[Gegevens uit een verzameling gehaald]
* * * *
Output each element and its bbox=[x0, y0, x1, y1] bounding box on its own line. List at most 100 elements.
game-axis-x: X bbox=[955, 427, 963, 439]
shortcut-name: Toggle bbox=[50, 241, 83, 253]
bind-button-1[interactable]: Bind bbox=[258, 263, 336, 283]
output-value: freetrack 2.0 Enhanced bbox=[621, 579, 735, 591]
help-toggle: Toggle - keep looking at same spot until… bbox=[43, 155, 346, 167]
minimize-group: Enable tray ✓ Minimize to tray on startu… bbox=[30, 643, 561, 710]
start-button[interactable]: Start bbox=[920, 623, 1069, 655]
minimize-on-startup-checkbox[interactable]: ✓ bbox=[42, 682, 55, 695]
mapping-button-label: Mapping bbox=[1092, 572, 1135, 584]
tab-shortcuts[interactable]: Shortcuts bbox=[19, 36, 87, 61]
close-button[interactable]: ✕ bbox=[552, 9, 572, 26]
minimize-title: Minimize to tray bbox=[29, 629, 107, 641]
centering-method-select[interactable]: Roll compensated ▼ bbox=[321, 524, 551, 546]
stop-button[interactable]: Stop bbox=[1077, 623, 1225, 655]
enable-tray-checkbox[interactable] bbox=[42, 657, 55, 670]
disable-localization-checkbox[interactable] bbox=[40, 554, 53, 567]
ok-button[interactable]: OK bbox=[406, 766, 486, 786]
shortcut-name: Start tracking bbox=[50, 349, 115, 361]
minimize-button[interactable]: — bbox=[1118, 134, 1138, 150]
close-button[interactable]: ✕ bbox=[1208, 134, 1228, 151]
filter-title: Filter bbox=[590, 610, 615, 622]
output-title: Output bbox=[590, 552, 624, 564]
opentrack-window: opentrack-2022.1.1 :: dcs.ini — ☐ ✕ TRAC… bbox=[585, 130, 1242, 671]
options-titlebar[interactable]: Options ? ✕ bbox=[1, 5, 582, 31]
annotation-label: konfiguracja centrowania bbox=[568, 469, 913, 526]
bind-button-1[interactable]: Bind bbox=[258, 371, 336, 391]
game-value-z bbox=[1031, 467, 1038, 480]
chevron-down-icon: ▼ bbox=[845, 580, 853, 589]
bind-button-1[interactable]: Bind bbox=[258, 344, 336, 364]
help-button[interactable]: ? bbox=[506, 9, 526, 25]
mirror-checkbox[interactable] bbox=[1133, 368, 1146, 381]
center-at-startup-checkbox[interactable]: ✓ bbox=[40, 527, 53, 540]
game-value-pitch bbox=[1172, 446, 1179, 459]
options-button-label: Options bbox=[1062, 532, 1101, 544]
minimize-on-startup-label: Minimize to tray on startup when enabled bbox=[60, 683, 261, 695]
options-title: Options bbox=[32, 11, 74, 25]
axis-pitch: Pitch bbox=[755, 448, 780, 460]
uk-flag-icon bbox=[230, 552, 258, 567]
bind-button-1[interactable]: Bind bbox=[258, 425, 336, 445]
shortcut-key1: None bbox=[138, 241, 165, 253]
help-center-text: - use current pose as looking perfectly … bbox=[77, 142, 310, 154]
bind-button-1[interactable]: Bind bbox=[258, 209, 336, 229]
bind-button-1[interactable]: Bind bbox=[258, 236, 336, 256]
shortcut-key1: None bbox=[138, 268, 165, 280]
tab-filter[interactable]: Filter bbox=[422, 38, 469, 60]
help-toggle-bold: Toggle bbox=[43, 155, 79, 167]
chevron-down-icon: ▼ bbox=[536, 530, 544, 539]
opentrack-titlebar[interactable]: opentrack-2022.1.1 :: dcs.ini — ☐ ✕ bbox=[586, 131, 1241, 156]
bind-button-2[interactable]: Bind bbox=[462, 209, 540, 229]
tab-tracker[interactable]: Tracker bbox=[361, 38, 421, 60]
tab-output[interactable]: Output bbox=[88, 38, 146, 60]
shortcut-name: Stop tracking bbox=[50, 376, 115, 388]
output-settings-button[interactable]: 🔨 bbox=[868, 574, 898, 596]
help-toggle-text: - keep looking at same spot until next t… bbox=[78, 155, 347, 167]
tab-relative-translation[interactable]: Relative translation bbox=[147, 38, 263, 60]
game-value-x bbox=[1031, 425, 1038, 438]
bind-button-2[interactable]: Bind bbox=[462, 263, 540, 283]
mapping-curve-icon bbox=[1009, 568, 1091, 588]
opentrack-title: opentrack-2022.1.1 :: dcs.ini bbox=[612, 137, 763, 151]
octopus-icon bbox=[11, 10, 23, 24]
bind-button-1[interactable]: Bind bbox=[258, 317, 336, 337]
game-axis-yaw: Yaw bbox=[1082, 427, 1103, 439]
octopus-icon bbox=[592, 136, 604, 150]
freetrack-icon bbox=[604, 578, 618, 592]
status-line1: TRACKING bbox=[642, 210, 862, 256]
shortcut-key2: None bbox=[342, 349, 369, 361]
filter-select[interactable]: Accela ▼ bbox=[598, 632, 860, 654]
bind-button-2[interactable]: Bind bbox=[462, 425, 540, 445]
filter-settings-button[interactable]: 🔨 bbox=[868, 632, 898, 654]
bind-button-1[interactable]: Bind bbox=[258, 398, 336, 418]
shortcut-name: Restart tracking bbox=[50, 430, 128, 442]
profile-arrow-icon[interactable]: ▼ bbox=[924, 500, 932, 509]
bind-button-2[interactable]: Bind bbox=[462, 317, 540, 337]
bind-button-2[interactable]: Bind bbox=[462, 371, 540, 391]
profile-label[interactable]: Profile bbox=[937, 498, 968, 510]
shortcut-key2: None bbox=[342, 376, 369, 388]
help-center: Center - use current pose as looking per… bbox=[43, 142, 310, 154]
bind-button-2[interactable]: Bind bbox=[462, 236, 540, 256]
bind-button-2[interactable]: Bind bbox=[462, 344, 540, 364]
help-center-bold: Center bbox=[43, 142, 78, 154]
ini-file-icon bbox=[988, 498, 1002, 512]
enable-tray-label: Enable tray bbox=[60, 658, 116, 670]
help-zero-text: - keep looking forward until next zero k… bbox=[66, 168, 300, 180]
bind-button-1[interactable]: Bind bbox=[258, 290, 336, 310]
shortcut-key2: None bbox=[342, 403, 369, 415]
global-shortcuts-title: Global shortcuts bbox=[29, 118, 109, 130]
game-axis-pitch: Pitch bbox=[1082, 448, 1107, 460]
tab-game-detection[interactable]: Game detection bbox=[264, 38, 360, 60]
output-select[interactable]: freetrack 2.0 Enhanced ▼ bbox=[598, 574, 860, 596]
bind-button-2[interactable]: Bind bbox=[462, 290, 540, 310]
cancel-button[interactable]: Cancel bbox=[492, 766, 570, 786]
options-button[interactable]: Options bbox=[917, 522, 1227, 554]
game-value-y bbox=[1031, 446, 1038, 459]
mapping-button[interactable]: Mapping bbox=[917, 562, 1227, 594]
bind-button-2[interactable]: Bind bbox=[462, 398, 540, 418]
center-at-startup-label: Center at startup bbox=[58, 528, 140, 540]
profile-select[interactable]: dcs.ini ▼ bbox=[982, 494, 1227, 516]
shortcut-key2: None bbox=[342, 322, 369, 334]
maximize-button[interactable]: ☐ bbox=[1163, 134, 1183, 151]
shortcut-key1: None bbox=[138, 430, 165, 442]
* * * *
§ OPDRACHTVEREISTEN
Typ de vermeldingen hierboven letterlijk over, vanaf het begin tot en met de regel met "output-value: freetrack 2.0".

§ ANTWOORD OPGAVE
Output each element and its bbox=[x0, y0, x1, y1] bounding box on its own line. List at most 100 elements.
game-axis-x: X bbox=[955, 427, 963, 439]
shortcut-name: Toggle bbox=[50, 241, 83, 253]
bind-button-1[interactable]: Bind bbox=[258, 263, 336, 283]
output-value: freetrack 2.0 Enhanced bbox=[621, 579, 735, 591]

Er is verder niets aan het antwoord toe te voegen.